-- Start of Data lines --
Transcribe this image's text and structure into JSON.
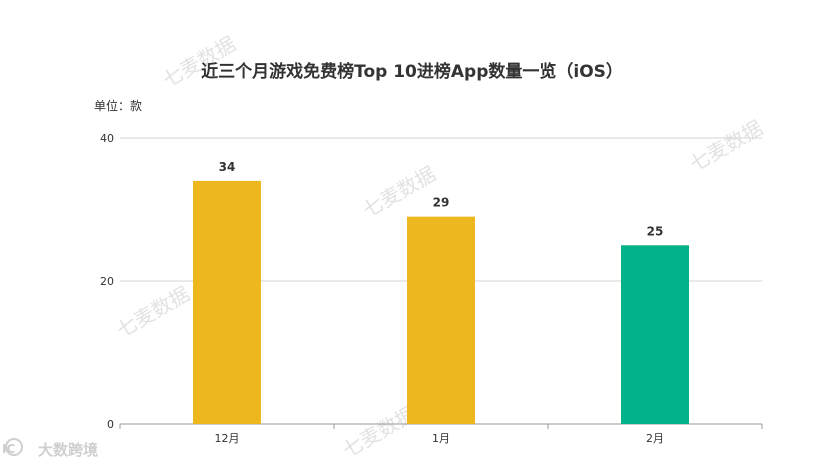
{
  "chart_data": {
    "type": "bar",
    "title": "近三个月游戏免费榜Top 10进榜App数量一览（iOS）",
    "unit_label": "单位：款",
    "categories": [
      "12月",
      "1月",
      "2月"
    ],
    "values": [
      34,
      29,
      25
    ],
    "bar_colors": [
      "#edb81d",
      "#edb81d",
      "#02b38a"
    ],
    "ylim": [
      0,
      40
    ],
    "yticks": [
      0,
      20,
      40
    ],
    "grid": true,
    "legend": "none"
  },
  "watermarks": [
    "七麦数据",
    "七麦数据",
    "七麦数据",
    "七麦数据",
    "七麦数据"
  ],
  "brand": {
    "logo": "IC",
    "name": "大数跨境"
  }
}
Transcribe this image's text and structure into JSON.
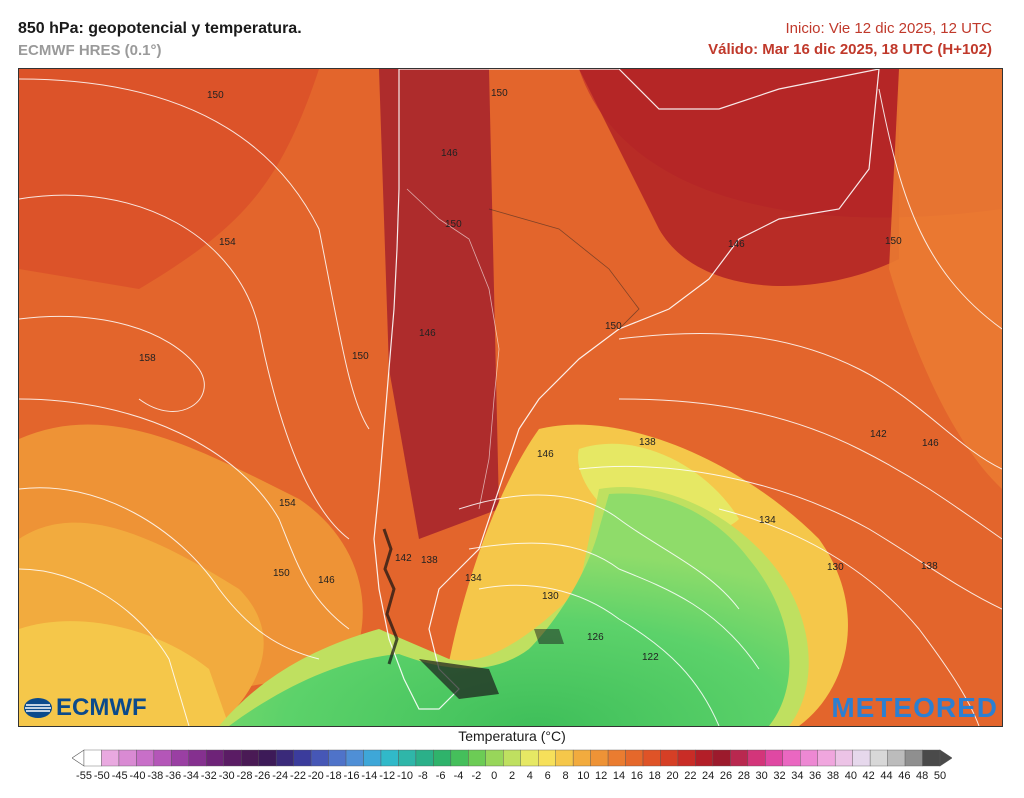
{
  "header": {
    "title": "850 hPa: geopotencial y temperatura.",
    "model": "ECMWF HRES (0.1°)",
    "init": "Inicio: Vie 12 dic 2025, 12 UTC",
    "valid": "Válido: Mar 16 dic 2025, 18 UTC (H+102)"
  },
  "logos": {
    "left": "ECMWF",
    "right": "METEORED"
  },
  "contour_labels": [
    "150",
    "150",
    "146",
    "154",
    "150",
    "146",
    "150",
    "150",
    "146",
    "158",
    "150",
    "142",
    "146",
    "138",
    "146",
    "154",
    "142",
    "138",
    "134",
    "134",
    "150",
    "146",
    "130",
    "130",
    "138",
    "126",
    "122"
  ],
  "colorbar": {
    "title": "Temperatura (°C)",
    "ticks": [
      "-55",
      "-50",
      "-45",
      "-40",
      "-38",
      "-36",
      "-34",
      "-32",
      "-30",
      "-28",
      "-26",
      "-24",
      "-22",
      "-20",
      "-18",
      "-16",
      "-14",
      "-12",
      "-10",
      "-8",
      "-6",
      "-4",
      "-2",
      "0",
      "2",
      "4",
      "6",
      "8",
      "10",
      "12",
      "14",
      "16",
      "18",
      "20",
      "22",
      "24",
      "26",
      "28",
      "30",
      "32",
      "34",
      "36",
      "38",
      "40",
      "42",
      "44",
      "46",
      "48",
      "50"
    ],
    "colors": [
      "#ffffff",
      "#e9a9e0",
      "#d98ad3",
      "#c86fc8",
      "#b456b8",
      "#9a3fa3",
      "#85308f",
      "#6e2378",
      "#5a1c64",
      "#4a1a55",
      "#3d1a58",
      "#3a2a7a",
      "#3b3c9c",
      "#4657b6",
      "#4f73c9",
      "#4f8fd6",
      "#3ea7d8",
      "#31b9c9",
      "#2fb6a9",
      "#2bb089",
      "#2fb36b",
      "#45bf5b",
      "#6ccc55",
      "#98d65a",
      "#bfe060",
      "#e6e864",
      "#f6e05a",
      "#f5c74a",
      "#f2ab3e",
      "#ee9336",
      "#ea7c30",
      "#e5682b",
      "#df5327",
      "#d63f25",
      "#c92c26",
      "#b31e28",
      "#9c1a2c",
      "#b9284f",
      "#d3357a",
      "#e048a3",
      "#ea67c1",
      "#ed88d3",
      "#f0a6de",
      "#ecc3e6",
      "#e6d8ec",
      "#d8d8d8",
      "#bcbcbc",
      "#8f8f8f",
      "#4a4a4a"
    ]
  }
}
-- End of Data lines --
-- Start of Data lines --
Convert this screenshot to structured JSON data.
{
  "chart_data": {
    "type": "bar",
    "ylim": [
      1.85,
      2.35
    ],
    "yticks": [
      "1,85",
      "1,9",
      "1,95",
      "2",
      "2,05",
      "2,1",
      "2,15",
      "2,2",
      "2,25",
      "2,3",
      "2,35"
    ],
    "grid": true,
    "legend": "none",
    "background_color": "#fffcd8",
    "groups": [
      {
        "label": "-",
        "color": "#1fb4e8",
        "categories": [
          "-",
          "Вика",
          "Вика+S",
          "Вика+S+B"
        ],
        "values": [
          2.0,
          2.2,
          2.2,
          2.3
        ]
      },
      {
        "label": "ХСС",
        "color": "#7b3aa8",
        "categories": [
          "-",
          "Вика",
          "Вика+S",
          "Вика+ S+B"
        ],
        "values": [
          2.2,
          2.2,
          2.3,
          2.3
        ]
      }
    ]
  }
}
-- End of Data lines --
_Stated task_:
In the material above, how many lines hold the word "title"? Say only the number.

_Reply to the task_:
3